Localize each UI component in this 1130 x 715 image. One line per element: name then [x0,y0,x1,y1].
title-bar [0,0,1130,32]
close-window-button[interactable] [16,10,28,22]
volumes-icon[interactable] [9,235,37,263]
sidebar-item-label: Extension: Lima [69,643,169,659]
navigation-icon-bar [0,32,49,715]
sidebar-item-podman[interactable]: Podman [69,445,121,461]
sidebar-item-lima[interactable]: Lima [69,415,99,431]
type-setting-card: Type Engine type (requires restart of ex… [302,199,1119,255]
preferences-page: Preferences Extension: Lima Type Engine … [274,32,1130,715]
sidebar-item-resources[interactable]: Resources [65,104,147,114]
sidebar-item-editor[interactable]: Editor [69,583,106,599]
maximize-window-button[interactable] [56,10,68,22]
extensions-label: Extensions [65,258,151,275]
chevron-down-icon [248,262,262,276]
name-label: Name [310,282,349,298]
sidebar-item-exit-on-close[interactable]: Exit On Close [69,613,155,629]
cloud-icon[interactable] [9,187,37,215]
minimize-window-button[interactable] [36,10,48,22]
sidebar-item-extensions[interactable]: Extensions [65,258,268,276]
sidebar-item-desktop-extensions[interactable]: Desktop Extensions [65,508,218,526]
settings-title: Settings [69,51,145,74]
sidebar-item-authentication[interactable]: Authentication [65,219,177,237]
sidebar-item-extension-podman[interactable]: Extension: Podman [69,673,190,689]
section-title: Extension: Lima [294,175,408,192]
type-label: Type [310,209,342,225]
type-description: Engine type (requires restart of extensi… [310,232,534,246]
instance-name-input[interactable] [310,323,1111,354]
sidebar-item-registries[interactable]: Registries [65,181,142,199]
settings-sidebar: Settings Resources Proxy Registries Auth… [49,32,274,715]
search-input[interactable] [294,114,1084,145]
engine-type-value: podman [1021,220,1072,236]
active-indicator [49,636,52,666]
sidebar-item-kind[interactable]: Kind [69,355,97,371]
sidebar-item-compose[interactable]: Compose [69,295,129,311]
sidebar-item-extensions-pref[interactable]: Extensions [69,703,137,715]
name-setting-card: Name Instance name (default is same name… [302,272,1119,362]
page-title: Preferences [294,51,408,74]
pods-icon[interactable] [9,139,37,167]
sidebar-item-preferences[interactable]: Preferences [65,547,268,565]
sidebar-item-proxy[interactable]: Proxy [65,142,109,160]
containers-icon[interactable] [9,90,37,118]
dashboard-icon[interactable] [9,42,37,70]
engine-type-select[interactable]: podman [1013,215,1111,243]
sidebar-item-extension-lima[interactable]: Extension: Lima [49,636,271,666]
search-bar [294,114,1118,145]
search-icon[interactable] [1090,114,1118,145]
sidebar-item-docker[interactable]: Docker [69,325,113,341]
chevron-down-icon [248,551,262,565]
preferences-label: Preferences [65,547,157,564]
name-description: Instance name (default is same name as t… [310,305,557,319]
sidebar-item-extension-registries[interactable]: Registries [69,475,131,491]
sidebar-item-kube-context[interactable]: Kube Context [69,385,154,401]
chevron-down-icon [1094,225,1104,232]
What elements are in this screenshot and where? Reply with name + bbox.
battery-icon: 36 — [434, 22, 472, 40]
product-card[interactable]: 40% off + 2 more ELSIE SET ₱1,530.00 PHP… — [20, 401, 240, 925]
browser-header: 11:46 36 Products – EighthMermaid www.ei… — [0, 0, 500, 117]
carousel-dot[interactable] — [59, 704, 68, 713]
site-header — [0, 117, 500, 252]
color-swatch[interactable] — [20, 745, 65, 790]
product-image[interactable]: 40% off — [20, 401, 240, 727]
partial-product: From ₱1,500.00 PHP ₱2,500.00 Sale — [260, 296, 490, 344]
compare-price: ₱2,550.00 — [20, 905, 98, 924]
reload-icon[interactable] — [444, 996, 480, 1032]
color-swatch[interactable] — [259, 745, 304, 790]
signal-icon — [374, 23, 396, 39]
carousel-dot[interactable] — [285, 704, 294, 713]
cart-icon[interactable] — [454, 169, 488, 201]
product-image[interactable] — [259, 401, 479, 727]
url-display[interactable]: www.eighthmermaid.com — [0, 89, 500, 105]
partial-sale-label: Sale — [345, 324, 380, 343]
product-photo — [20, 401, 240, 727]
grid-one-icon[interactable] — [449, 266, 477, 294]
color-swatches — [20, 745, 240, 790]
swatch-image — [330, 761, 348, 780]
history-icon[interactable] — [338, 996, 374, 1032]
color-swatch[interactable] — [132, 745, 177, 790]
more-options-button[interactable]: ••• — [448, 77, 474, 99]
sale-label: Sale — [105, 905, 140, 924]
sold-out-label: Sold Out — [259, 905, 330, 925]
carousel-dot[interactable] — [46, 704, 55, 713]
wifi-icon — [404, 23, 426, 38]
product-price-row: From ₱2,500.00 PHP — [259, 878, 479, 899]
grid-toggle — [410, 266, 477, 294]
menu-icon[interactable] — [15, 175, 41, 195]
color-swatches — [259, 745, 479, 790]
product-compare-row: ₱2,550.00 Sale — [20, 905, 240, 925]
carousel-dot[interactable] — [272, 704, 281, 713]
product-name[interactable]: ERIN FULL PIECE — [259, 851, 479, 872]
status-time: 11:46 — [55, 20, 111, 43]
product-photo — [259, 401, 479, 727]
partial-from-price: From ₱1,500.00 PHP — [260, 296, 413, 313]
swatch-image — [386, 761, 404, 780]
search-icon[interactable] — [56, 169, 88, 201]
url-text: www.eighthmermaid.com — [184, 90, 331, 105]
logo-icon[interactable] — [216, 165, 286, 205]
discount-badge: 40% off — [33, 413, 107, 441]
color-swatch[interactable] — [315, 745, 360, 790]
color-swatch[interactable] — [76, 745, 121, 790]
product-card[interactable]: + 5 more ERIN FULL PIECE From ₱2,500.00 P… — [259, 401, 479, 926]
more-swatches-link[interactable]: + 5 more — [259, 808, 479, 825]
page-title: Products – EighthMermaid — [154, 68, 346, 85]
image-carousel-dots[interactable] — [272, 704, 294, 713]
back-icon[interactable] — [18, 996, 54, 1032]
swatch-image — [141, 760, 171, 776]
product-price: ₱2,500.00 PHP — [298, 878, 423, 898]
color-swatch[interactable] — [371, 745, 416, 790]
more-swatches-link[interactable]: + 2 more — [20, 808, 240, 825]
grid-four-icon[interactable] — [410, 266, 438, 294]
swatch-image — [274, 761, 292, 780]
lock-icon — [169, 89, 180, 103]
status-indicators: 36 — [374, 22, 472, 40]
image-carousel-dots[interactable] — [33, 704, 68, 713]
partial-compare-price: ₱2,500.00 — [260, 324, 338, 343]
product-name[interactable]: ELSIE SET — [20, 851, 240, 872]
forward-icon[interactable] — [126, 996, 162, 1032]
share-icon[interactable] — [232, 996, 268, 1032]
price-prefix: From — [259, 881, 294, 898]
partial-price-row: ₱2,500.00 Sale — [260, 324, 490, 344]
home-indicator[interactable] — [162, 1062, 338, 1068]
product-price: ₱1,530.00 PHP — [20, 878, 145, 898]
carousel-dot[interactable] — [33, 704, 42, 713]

══════════

What this task involves: Convert the material above into a Markdown table with two columns, "No." and "Entry", where each non-blank line occupies one row alongside its row number. Omit blank lines.

Task response:
| No. | Entry |
|---|---|
| 1 | Localize each UI component in this 1130 x 715 image. One line per element: name then [x0,y0,x1,y1]. |
| 2 | title-bar [0,0,1130,32] |
| 3 | close-window-button[interactable] [16,10,28,22] |
| 4 | volumes-icon[interactable] [9,235,37,263] |
| 5 | sidebar-item-label: Extension: Lima [69,643,169,659] |
| 6 | navigation-icon-bar [0,32,49,715] |
| 7 | sidebar-item-podman[interactable]: Podman [69,445,121,461] |
| 8 | sidebar-item-lima[interactable]: Lima [69,415,99,431] |
| 9 | type-setting-card: Type Engine type (requires restart of ex… [302,199,1119,255] |
| 10 | preferences-page: Preferences Extension: Lima Type Engine … [274,32,1130,715] |
| 11 | sidebar-item-resources[interactable]: Resources [65,104,147,114] |
| 12 | sidebar-item-editor[interactable]: Editor [69,583,106,599] |
| 13 | maximize-window-button[interactable] [56,10,68,22] |
| 14 | extensions-label: Extensions [65,258,151,275] |
| 15 | chevron-down-icon [248,262,262,276] |
| 16 | name-label: Name [310,282,349,298] |
| 17 | sidebar-item-exit-on-close[interactable]: Exit On Close [69,613,155,629] |
| 18 | cloud-icon[interactable] [9,187,37,215] |
| 19 | minimize-window-button[interactable] [36,10,48,22] |
| 20 | sidebar-item-extensions[interactable]: Extensions [65,258,268,276] |
| 21 | sidebar-item-desktop-extensions[interactable]: Desktop Extensions [65,508,218,526] |
| 22 | settings-title: Settings [69,51,145,74] |
| 23 | sidebar-item-authentication[interactable]: Authentication [65,219,177,237] |
| 24 | sidebar-item-extension-podman[interactable]: Extension: Podman [69,673,190,689] |
| 25 | section-title: Extension: Lima [294,175,408,192] |
| 26 | type-label: Type [310,209,342,225] |
| 27 | type-description: Engine type (requires restart of extensi… [310,232,534,246] |
| 28 | instance-name-input[interactable] [310,323,1111,354] |
| 29 | sidebar-item-registries[interactable]: Registries [65,181,142,199] |
| 30 | settings-sidebar: Settings Resources Proxy Registries Auth… [49,32,274,715] |
| 31 | search-input[interactable] [294,114,1084,145] |
| 32 | engine-type-value: podman [1021,220,1072,236] |
| 33 | active-indicator [49,636,52,666] |
| 34 | sidebar-item-kind[interactable]: Kind [69,355,97,371] |
| 35 | sidebar-item-compose[interactable]: Compose [69,295,129,311] |
| 36 | sidebar-item-extensions-pref[interactable]: Extensions [69,703,137,715] |
| 37 | name-setting-card: Name Instance name (default is same name… [302,272,1119,362] |
| 38 | page-title: Preferences [294,51,408,74] |
| 39 | pods-icon[interactable] [9,139,37,167] |
| 40 | sidebar-item-preferences[interactable]: Preferences [65,547,268,565] |
| 41 | sidebar-item-proxy[interactable]: Proxy [65,142,109,160] |
| 42 | containers-icon[interactable] [9,90,37,118] |
| 43 | dashboard-icon[interactable] [9,42,37,70] |
| 44 | engine-type-select[interactable]: podman [1013,215,1111,243] |
| 45 | sidebar-item-extension-lima[interactable]: Extension: Lima [49,636,271,666] |
| 46 | search-bar [294,114,1118,145] |
| 47 | search-icon[interactable] [1090,114,1118,145] |
| 48 | sidebar-item-docker[interactable]: Docker [69,325,113,341] |
| 49 | chevron-down-icon [248,551,262,565] |
| 50 | preferences-label: Preferences [65,547,157,564] |
| 51 | name-description: Instance name (default is same name as t… [310,305,557,319] |
| 52 | sidebar-item-extension-registries[interactable]: Registries [69,475,131,491] |
| 53 | sidebar-item-kube-context[interactable]: Kube Context [69,385,154,401] |
| 54 | chevron-down-icon [1094,225,1104,232] |
| 55 | What elements are in this screenshot and where? Reply with name + bbox. |
| 56 | battery-icon: 36 — [434, 22, 472, 40] |
| 57 | product-card[interactable]: 40% off + 2 more ELSIE SET ₱1,530.00 PHP… — [20, 401, 240, 925] |
| 58 | browser-header: 11:46 36 Products – EighthMermaid www.ei… — [0, 0, 500, 117] |
| 59 | carousel-dot[interactable] — [59, 704, 68, 713] |
| 60 | site-header — [0, 117, 500, 252] |
| 61 | color-swatch[interactable] — [20, 745, 65, 790] |
| 62 | product-image[interactable]: 40% off — [20, 401, 240, 727] |
| 63 | partial-product: From ₱1,500.00 PHP ₱2,500.00 Sale — [260, 296, 490, 344] |
| 64 | compare-price: ₱2,550.00 — [20, 905, 98, 924] |
| 65 | reload-icon[interactable] — [444, 996, 480, 1032] |
| 66 | color-swatch[interactable] — [259, 745, 304, 790] |
| 67 | signal-icon — [374, 23, 396, 39] |
| 68 | carousel-dot[interactable] — [285, 704, 294, 713] |
| 69 | cart-icon[interactable] — [454, 169, 488, 201] |
| 70 | product-image[interactable] — [259, 401, 479, 727] |
| 71 | url-display[interactable]: www.eighthmermaid.com — [0, 89, 500, 105] |
| 72 | partial-sale-label: Sale — [345, 324, 380, 343] |
| 73 | product-photo — [20, 401, 240, 727] |
| 74 | grid-one-icon[interactable] — [449, 266, 477, 294] |
| 75 | color-swatches — [20, 745, 240, 790] |
| 76 | swatch-image — [330, 761, 348, 780] |
| 77 | history-icon[interactable] — [338, 996, 374, 1032] |
| 78 | color-swatch[interactable] — [132, 745, 177, 790] |
| 79 | more-options-button[interactable]: ••• — [448, 77, 474, 99] |
| 80 | sale-label: Sale — [105, 905, 140, 924] |
| 81 | sold-out-label: Sold Out — [259, 905, 330, 925] |
| 82 | carousel-dot[interactable] — [46, 704, 55, 713] |
| 83 | wifi-icon — [404, 23, 426, 38] |
| 84 | product-price-row: From ₱2,500.00 PHP — [259, 878, 479, 899] |
| 85 | grid-toggle — [410, 266, 477, 294] |
| 86 | menu-icon[interactable] — [15, 175, 41, 195] |
| 87 | color-swatches — [259, 745, 479, 790] |
| 88 | product-compare-row: ₱2,550.00 Sale — [20, 905, 240, 925] |
| 89 | carousel-dot[interactable] — [272, 704, 281, 713] |
| 90 | product-name[interactable]: ERIN FULL PIECE — [259, 851, 479, 872] |
| 91 | status-time: 11:46 — [55, 20, 111, 43] |
| 92 | product-photo — [259, 401, 479, 727] |
| 93 | partial-from-price: From ₱1,500.00 PHP — [260, 296, 413, 313] |
| 94 | swatch-image — [386, 761, 404, 780] |
| 95 | search-icon[interactable] — [56, 169, 88, 201] |
| 96 | url-text: www.eighthmermaid.com — [184, 90, 331, 105] |
| 97 | logo-icon[interactable] — [216, 165, 286, 205] |
| 98 | discount-badge: 40% off — [33, 413, 107, 441] |
| 99 | color-swatch[interactable] — [315, 745, 360, 790] |
| 100 | color-swatch[interactable] — [76, 745, 121, 790] |
| 101 | product-card[interactable]: + 5 more ERIN FULL PIECE From ₱2,500.00 P… — [259, 401, 479, 926] |
| 102 | more-swatches-link[interactable]: + 5 more — [259, 808, 479, 825] |
| 103 | page-title: Products – EighthMermaid — [154, 68, 346, 85] |
| 104 | image-carousel-dots[interactable] — [272, 704, 294, 713] |
| 105 | back-icon[interactable] — [18, 996, 54, 1032] |
| 106 | swatch-image — [141, 760, 171, 776] |
| 107 | product-price: ₱2,500.00 PHP — [298, 878, 423, 898] |
| 108 | color-swatch[interactable] — [371, 745, 416, 790] |
| 109 | more-swatches-link[interactable]: + 2 more — [20, 808, 240, 825] |
| 110 | grid-four-icon[interactable] — [410, 266, 438, 294] |
| 111 | swatch-image — [274, 761, 292, 780] |
| 112 | lock-icon — [169, 89, 180, 103] |
| 113 | status-indicators: 36 — [374, 22, 472, 40] |
| 114 | image-carousel-dots[interactable] — [33, 704, 68, 713] |
| 115 | partial-compare-price: ₱2,500.00 — [260, 324, 338, 343] |
| 116 | product-name[interactable]: ELSIE SET — [20, 851, 240, 872] |
| 117 | forward-icon[interactable] — [126, 996, 162, 1032] |
| 118 | share-icon[interactable] — [232, 996, 268, 1032] |
| 119 | price-prefix: From — [259, 881, 294, 898] |
| 120 | partial-price-row: ₱2,500.00 Sale — [260, 324, 490, 344] |
| 121 | home-indicator[interactable] — [162, 1062, 338, 1068] |
| 122 | product-price: ₱1,530.00 PHP — [20, 878, 145, 898] |
| 123 | carousel-dot[interactable] — [33, 704, 42, 713] |